◆ **Passage provided**:

· · · ·

A refusal to import newly refined or mined gold purely because of its provenance is an attack on the monetary characteristics of gold. Gold as a mode of payment fails if fungibility, the equal exchange of one unit for another unit, is no longer recognized by a transacting party. Similarly, bitcoin must exhibit total fungibility between satoshis, currently the smallest unit of the bitcoin currency, else the Bitcoin network would fail as a permissionless monetary system if an exclusive, powerful group of leaders can deny bitcoin payments because their provenance is decreed illegal.

The ban, if hypothetically directed at Bitcoin mining, would deem all newly mined bitcoin by any Russian-affiliated mining operations as a criminal offense to transact with and therefore worthless outside of Russia. Such a ban would affect about 4.6% of the network hash rate (estimate prone to error due to redirected IP addresses via the use of VPN or proxy services) and accordingly 4.6% of all newly mined bitcoin on average. Because Bitcoin implements proof-of-work and not proof-of-stake, any attempt to blacklist the accumulation or distribution of newly mined bitcoin does not catalyze authority of the network’s ledger simply by virtue of possessing a majority of the circulation supply.

· · · ·

◆ **Material**:
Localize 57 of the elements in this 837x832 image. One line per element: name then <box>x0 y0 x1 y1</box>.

· · · ·

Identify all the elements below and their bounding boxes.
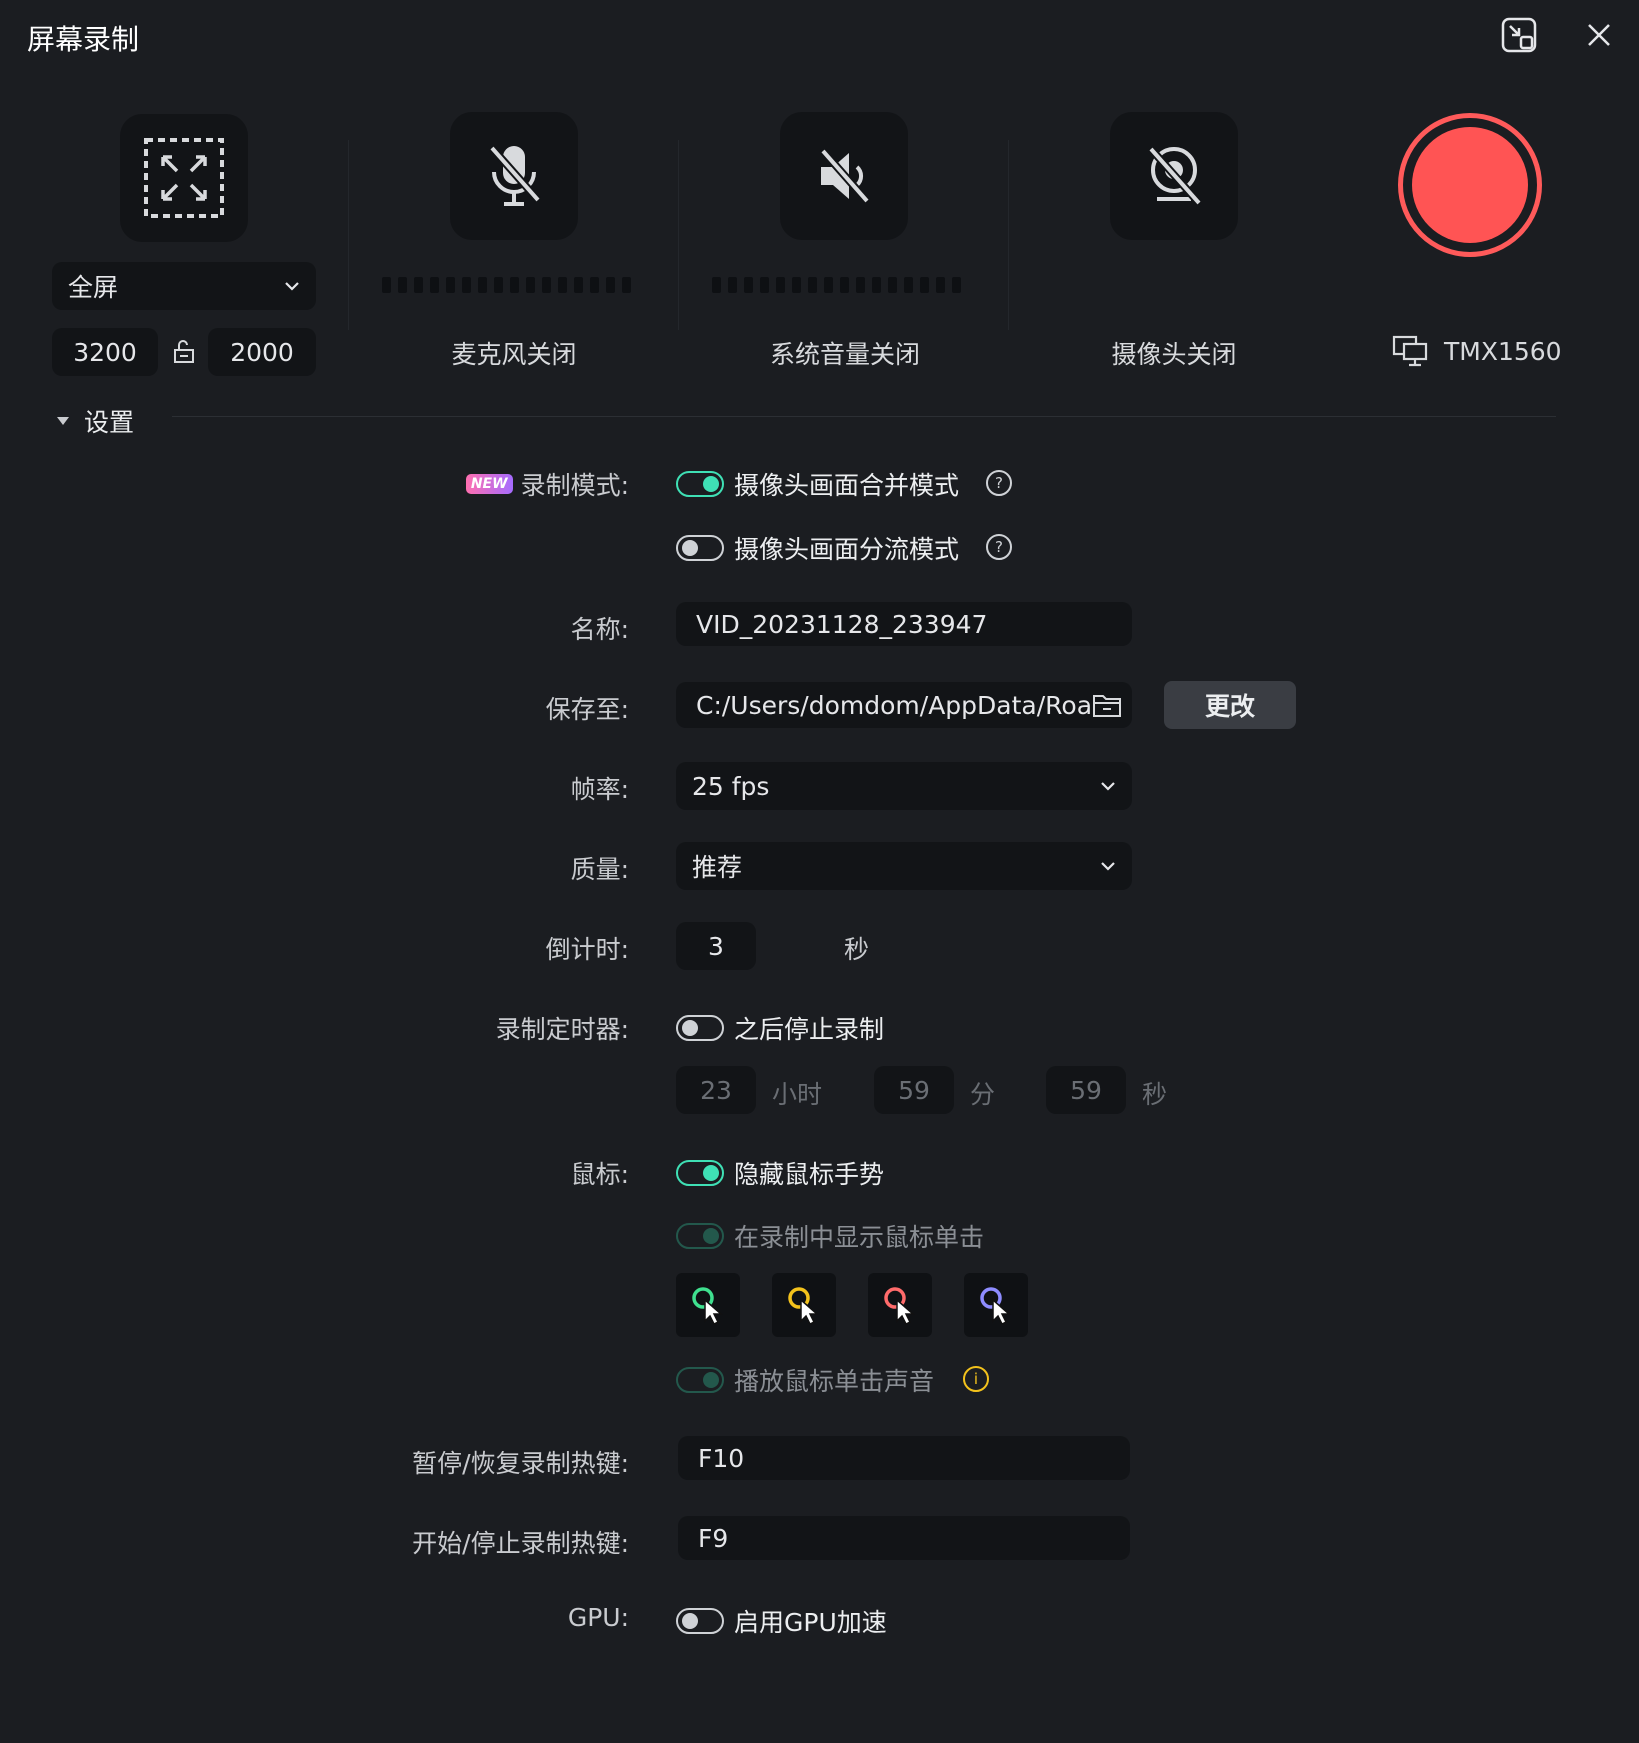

· · · ·

◆ **Exercise set**:
(1) Retype the passage on gold and bitcoin fungibility from "A refusal to" up to and including "is decreed illegal.", with no changes.
(2) Write the next part of the passage on gold and bitcoin fungibility, starting after its last sentence.

◆ **Answers for the exercise**:
(1)
A refusal to import newly refined or mined gold purely because of its provenance is an attack on the monetary characteristics of gold. Gold as a mode of payment fails if fungibility, the equal exchange of one unit for another unit, is no longer recognized by a transacting party. Similarly, bitcoin must exhibit total fungibility between satoshis, currently the smallest unit of the bitcoin currency, else the Bitcoin network would fail as a permissionless monetary system if an exclusive, powerful group of leaders can deny bitcoin payments because their provenance is decreed illegal.

(2)
Although Bitcoin exhibits the necessary monetary properties of scarcity, portability, fungibility, divisibility, durability and acceptability, there are companies that specialize in exposing the privacy missteps of Bitcoin users which only serves to degrade fungibility for those users. Blockchain analyzing firms leverage the open ledger’s transparency to potentially yield identifying information from one’s UTXO history; and then applying heuristics to determine ownership of addresses. In other words, one’s total bitcoin net worth can be gleaned from the blockchain if privacy practices are not prioritized.

The pseudo-anonymous transparency of the Bitcoin network is intentional; however, this can also work to undermine user privacy. Fungibility, and consequently user privacy, can improve, but requires more than just a few concerned tech-savvy people in the corner of a room to make meaningful improvement. Existing methods of increasing fungibility and security are not intuitive for the average individual; such methods often require proactive UTXO management and technical know-how when sending bitcoin payments to a merchant, friend or to one’s own cold storage wallet.

Bitcoiners must work to implement and advance privacy solutions to ultimately solidify the fungibility of the bitcoin currency. If a vast majority of network participants voluntarily buy and send bitcoin from a custodial exchange requiring checks on Anti-Money Laundering and Know-Your-Customer (AML/KYC), then the on-ramps to owning or sending even a single satoshi will be increasingly subject to centralized intermediary discretion.

A quick, simple way to transact more privately is using the Lightning Network, a second layer instant payment system, which, while imperfect, does help to obfuscate one’s transaction history. There are many resources available to begin learning the nuances of privacy when transacting in bitcoin. One can even purchase non-KYC bitcoin through the Lightning Network using RoboSats!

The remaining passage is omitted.